==== DATASET ENTRIES ====

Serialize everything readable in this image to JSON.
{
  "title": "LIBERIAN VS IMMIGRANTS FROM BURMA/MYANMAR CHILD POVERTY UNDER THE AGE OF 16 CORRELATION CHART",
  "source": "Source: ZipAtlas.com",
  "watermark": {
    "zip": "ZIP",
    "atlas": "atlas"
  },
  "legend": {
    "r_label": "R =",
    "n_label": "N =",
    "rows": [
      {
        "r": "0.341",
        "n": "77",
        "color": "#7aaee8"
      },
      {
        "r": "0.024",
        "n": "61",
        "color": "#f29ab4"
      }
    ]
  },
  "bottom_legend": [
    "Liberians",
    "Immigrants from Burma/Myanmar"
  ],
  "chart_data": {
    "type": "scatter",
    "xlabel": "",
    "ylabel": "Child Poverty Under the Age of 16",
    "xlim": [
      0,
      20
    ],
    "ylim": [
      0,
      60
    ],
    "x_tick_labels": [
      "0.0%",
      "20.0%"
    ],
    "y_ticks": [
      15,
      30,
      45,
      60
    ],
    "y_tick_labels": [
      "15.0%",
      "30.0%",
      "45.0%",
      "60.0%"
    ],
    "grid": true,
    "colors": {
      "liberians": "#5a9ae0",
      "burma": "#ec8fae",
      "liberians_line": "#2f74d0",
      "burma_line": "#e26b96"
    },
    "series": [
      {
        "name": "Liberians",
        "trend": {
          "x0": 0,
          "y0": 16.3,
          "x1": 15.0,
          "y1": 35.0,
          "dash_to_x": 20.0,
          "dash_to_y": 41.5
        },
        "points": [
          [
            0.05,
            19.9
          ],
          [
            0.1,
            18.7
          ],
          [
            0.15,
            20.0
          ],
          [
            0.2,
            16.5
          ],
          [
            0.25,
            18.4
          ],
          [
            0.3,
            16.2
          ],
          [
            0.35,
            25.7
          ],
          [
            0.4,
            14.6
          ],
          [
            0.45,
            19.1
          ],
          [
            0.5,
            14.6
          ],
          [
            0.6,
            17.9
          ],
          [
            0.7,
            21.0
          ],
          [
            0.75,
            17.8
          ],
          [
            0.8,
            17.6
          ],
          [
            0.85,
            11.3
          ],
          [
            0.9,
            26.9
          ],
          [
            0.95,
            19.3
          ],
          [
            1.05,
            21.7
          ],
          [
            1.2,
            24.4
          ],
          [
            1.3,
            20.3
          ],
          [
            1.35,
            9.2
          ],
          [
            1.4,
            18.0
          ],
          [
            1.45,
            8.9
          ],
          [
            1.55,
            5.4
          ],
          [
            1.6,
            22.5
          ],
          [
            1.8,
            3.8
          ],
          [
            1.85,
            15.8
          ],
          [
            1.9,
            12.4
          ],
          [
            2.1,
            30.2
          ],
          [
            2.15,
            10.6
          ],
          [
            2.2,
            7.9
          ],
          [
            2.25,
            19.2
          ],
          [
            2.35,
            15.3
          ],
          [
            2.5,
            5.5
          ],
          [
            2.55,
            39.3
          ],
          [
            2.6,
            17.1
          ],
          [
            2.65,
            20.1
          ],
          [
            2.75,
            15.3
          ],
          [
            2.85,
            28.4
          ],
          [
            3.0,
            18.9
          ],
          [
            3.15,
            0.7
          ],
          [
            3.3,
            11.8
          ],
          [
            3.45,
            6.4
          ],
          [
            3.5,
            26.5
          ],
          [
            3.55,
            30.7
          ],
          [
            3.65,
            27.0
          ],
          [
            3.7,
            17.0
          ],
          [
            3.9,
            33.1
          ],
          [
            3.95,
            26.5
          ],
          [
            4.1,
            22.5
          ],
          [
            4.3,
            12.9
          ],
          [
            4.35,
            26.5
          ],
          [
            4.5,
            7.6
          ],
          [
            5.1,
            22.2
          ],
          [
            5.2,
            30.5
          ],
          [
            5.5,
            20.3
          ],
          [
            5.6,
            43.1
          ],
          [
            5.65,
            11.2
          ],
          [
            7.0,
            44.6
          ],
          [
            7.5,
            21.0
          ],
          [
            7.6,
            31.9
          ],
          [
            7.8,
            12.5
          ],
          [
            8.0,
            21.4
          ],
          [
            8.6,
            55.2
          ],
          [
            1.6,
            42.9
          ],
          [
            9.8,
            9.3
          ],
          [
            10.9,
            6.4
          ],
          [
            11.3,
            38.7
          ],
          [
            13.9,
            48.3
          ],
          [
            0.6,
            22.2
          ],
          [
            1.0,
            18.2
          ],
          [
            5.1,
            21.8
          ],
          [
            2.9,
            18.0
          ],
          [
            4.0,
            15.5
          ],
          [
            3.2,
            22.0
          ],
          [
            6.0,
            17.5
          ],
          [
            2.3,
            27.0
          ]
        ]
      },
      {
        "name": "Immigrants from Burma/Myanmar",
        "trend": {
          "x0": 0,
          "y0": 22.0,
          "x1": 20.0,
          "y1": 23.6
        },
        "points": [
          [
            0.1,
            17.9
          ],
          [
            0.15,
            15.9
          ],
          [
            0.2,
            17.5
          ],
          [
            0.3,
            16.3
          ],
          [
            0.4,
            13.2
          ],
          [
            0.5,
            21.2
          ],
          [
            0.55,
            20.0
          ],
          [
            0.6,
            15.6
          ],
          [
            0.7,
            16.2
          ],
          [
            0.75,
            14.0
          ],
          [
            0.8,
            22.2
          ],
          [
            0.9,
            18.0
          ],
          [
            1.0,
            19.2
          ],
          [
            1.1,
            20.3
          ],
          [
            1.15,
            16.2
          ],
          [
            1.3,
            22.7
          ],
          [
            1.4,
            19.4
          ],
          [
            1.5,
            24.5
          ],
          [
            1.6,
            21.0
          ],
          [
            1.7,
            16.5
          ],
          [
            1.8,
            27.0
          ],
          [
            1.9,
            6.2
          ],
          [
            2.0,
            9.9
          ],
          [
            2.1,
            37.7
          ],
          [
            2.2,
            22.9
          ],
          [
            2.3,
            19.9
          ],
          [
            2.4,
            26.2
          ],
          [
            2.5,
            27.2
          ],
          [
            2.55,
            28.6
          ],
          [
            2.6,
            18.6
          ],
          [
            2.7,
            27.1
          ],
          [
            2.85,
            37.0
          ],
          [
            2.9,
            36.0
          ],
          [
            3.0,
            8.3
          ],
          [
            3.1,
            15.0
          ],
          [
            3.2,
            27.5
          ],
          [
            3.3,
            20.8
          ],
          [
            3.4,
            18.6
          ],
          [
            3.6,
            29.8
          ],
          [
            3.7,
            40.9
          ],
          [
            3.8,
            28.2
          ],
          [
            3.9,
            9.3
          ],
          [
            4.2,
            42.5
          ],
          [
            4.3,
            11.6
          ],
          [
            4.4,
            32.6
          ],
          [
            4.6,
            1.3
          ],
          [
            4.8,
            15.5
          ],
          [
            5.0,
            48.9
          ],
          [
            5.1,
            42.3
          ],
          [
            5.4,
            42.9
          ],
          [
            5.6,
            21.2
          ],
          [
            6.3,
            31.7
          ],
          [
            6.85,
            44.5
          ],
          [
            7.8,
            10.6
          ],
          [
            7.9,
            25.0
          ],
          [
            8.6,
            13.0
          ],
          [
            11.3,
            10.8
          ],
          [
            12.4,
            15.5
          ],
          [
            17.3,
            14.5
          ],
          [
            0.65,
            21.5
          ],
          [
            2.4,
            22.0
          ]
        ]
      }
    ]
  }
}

====

Copy each record from above without leaving any out.

**ANSWER FOR THIS EXERCISE**
Serialize everything readable in this image to JSON.
{
  "title": "LIBERIAN VS IMMIGRANTS FROM BURMA/MYANMAR CHILD POVERTY UNDER THE AGE OF 16 CORRELATION CHART",
  "source": "Source: ZipAtlas.com",
  "watermark": {
    "zip": "ZIP",
    "atlas": "atlas"
  },
  "legend": {
    "r_label": "R =",
    "n_label": "N =",
    "rows": [
      {
        "r": "0.341",
        "n": "77",
        "color": "#7aaee8"
      },
      {
        "r": "0.024",
        "n": "61",
        "color": "#f29ab4"
      }
    ]
  },
  "bottom_legend": [
    "Liberians",
    "Immigrants from Burma/Myanmar"
  ],
  "chart_data": {
    "type": "scatter",
    "xlabel": "",
    "ylabel": "Child Poverty Under the Age of 16",
    "xlim": [
      0,
      20
    ],
    "ylim": [
      0,
      60
    ],
    "x_tick_labels": [
      "0.0%",
      "20.0%"
    ],
    "y_ticks": [
      15,
      30,
      45,
      60
    ],
    "y_tick_labels": [
      "15.0%",
      "30.0%",
      "45.0%",
      "60.0%"
    ],
    "grid": true,
    "colors": {
      "liberians": "#5a9ae0",
      "burma": "#ec8fae",
      "liberians_line": "#2f74d0",
      "burma_line": "#e26b96"
    },
    "series": [
      {
        "name": "Liberians",
        "trend": {
          "x0": 0,
          "y0": 16.3,
          "x1": 15.0,
          "y1": 35.0,
          "dash_to_x": 20.0,
          "dash_to_y": 41.5
        },
        "points": [
          [
            0.05,
            19.9
          ],
          [
            0.1,
            18.7
          ],
          [
            0.15,
            20.0
          ],
          [
            0.2,
            16.5
          ],
          [
            0.25,
            18.4
          ],
          [
            0.3,
            16.2
          ],
          [
            0.35,
            25.7
          ],
          [
            0.4,
            14.6
          ],
          [
            0.45,
            19.1
          ],
          [
            0.5,
            14.6
          ],
          [
            0.6,
            17.9
          ],
          [
            0.7,
            21.0
          ],
          [
            0.75,
            17.8
          ],
          [
            0.8,
            17.6
          ],
          [
            0.85,
            11.3
          ],
          [
            0.9,
            26.9
          ],
          [
            0.95,
            19.3
          ],
          [
            1.05,
            21.7
          ],
          [
            1.2,
            24.4
          ],
          [
            1.3,
            20.3
          ],
          [
            1.35,
            9.2
          ],
          [
            1.4,
            18.0
          ],
          [
            1.45,
            8.9
          ],
          [
            1.55,
            5.4
          ],
          [
            1.6,
            22.5
          ],
          [
            1.8,
            3.8
          ],
          [
            1.85,
            15.8
          ],
          [
            1.9,
            12.4
          ],
          [
            2.1,
            30.2
          ],
          [
            2.15,
            10.6
          ],
          [
            2.2,
            7.9
          ],
          [
            2.25,
            19.2
          ],
          [
            2.35,
            15.3
          ],
          [
            2.5,
            5.5
          ],
          [
            2.55,
            39.3
          ],
          [
            2.6,
            17.1
          ],
          [
            2.65,
            20.1
          ],
          [
            2.75,
            15.3
          ],
          [
            2.85,
            28.4
          ],
          [
            3.0,
            18.9
          ],
          [
            3.15,
            0.7
          ],
          [
            3.3,
            11.8
          ],
          [
            3.45,
            6.4
          ],
          [
            3.5,
            26.5
          ],
          [
            3.55,
            30.7
          ],
          [
            3.65,
            27.0
          ],
          [
            3.7,
            17.0
          ],
          [
            3.9,
            33.1
          ],
          [
            3.95,
            26.5
          ],
          [
            4.1,
            22.5
          ],
          [
            4.3,
            12.9
          ],
          [
            4.35,
            26.5
          ],
          [
            4.5,
            7.6
          ],
          [
            5.1,
            22.2
          ],
          [
            5.2,
            30.5
          ],
          [
            5.5,
            20.3
          ],
          [
            5.6,
            43.1
          ],
          [
            5.65,
            11.2
          ],
          [
            7.0,
            44.6
          ],
          [
            7.5,
            21.0
          ],
          [
            7.6,
            31.9
          ],
          [
            7.8,
            12.5
          ],
          [
            8.0,
            21.4
          ],
          [
            8.6,
            55.2
          ],
          [
            1.6,
            42.9
          ],
          [
            9.8,
            9.3
          ],
          [
            10.9,
            6.4
          ],
          [
            11.3,
            38.7
          ],
          [
            13.9,
            48.3
          ],
          [
            0.6,
            22.2
          ],
          [
            1.0,
            18.2
          ],
          [
            5.1,
            21.8
          ],
          [
            2.9,
            18.0
          ],
          [
            4.0,
            15.5
          ],
          [
            3.2,
            22.0
          ],
          [
            6.0,
            17.5
          ],
          [
            2.3,
            27.0
          ]
        ]
      },
      {
        "name": "Immigrants from Burma/Myanmar",
        "trend": {
          "x0": 0,
          "y0": 22.0,
          "x1": 20.0,
          "y1": 23.6
        },
        "points": [
          [
            0.1,
            17.9
          ],
          [
            0.15,
            15.9
          ],
          [
            0.2,
            17.5
          ],
          [
            0.3,
            16.3
          ],
          [
            0.4,
            13.2
          ],
          [
            0.5,
            21.2
          ],
          [
            0.55,
            20.0
          ],
          [
            0.6,
            15.6
          ],
          [
            0.7,
            16.2
          ],
          [
            0.75,
            14.0
          ],
          [
            0.8,
            22.2
          ],
          [
            0.9,
            18.0
          ],
          [
            1.0,
            19.2
          ],
          [
            1.1,
            20.3
          ],
          [
            1.15,
            16.2
          ],
          [
            1.3,
            22.7
          ],
          [
            1.4,
            19.4
          ],
          [
            1.5,
            24.5
          ],
          [
            1.6,
            21.0
          ],
          [
            1.7,
            16.5
          ],
          [
            1.8,
            27.0
          ],
          [
            1.9,
            6.2
          ],
          [
            2.0,
            9.9
          ],
          [
            2.1,
            37.7
          ],
          [
            2.2,
            22.9
          ],
          [
            2.3,
            19.9
          ],
          [
            2.4,
            26.2
          ],
          [
            2.5,
            27.2
          ],
          [
            2.55,
            28.6
          ],
          [
            2.6,
            18.6
          ],
          [
            2.7,
            27.1
          ],
          [
            2.85,
            37.0
          ],
          [
            2.9,
            36.0
          ],
          [
            3.0,
            8.3
          ],
          [
            3.1,
            15.0
          ],
          [
            3.2,
            27.5
          ],
          [
            3.3,
            20.8
          ],
          [
            3.4,
            18.6
          ],
          [
            3.6,
            29.8
          ],
          [
            3.7,
            40.9
          ],
          [
            3.8,
            28.2
          ],
          [
            3.9,
            9.3
          ],
          [
            4.2,
            42.5
          ],
          [
            4.3,
            11.6
          ],
          [
            4.4,
            32.6
          ],
          [
            4.6,
            1.3
          ],
          [
            4.8,
            15.5
          ],
          [
            5.0,
            48.9
          ],
          [
            5.1,
            42.3
          ],
          [
            5.4,
            42.9
          ],
          [
            5.6,
            21.2
          ],
          [
            6.3,
            31.7
          ],
          [
            6.85,
            44.5
          ],
          [
            7.8,
            10.6
          ],
          [
            7.9,
            25.0
          ],
          [
            8.6,
            13.0
          ],
          [
            11.3,
            10.8
          ],
          [
            12.4,
            15.5
          ],
          [
            17.3,
            14.5
          ],
          [
            0.65,
            21.5
          ],
          [
            2.4,
            22.0
          ]
        ]
      }
    ]
  }
}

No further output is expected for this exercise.